Problem details: Lines containing the word "What" should be extracted in full.

Given entries:
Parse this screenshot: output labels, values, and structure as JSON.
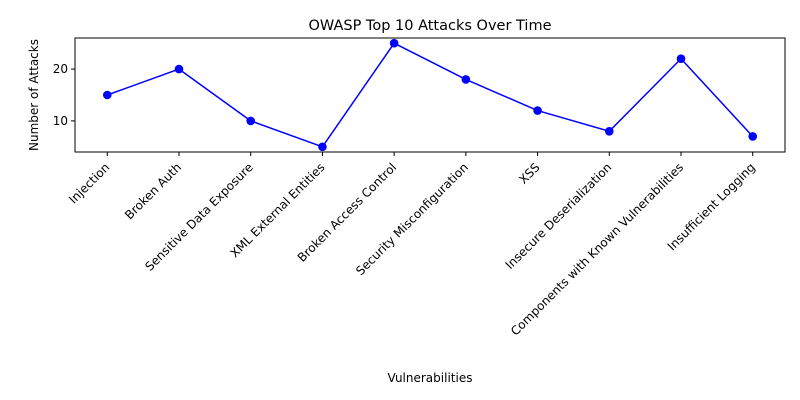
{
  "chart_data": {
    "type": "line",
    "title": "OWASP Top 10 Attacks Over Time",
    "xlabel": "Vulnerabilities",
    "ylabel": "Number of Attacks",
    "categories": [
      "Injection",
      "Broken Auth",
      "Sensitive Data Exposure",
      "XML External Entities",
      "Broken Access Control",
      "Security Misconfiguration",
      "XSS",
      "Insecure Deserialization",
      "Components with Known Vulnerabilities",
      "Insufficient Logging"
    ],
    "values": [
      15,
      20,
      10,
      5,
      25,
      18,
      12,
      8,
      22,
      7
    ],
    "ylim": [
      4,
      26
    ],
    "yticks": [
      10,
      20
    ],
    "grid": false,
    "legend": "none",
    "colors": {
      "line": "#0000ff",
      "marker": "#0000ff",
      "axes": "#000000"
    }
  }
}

* * *

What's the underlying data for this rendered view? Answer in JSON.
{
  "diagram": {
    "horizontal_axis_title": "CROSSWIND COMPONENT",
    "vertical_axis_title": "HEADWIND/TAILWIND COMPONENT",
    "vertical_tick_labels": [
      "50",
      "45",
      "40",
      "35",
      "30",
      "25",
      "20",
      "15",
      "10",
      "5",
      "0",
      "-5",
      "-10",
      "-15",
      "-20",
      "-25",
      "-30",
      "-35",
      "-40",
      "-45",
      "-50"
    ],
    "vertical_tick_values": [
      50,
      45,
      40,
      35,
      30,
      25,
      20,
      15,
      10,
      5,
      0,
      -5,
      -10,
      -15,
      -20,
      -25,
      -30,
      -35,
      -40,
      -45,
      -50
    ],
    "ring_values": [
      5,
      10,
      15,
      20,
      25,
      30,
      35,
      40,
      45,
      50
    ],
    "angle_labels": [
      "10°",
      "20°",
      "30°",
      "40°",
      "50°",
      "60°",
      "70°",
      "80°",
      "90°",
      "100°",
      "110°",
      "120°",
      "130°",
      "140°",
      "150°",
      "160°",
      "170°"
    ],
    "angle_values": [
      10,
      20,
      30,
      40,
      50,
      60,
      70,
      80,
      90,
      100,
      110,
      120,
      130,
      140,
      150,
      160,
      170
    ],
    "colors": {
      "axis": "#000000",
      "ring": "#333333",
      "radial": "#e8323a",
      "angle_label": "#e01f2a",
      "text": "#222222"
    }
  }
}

---

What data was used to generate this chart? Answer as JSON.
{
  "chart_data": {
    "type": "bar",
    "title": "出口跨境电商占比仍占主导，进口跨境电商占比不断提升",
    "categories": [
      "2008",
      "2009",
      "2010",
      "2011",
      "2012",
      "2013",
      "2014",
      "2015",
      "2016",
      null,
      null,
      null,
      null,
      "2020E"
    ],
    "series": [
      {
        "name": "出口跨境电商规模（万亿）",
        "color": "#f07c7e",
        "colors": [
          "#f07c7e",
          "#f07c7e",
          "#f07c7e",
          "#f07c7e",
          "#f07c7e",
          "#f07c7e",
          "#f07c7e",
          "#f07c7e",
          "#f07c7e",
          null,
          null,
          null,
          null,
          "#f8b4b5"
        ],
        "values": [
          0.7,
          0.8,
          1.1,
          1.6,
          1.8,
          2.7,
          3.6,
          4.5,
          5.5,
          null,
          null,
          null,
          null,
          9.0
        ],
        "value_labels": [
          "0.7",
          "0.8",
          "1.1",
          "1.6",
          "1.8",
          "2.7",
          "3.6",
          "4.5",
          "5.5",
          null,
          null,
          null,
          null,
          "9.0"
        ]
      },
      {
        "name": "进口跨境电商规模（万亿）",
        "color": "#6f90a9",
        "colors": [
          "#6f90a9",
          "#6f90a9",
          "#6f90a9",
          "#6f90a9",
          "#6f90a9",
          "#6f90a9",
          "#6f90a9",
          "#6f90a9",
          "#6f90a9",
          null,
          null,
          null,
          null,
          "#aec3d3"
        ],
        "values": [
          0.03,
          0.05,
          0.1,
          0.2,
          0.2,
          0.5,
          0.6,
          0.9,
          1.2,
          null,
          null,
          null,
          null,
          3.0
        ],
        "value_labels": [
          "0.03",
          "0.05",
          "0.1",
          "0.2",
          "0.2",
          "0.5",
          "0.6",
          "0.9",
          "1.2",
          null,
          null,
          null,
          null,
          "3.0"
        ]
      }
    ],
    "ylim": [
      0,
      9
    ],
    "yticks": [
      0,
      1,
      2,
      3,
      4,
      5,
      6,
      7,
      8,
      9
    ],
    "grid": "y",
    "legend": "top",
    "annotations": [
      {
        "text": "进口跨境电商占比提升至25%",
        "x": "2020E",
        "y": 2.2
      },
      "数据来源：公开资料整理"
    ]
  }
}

Task output:
What's the underlying data for this rendered view? Answer in JSON.
What data was used to generate this chart? Answer as JSON.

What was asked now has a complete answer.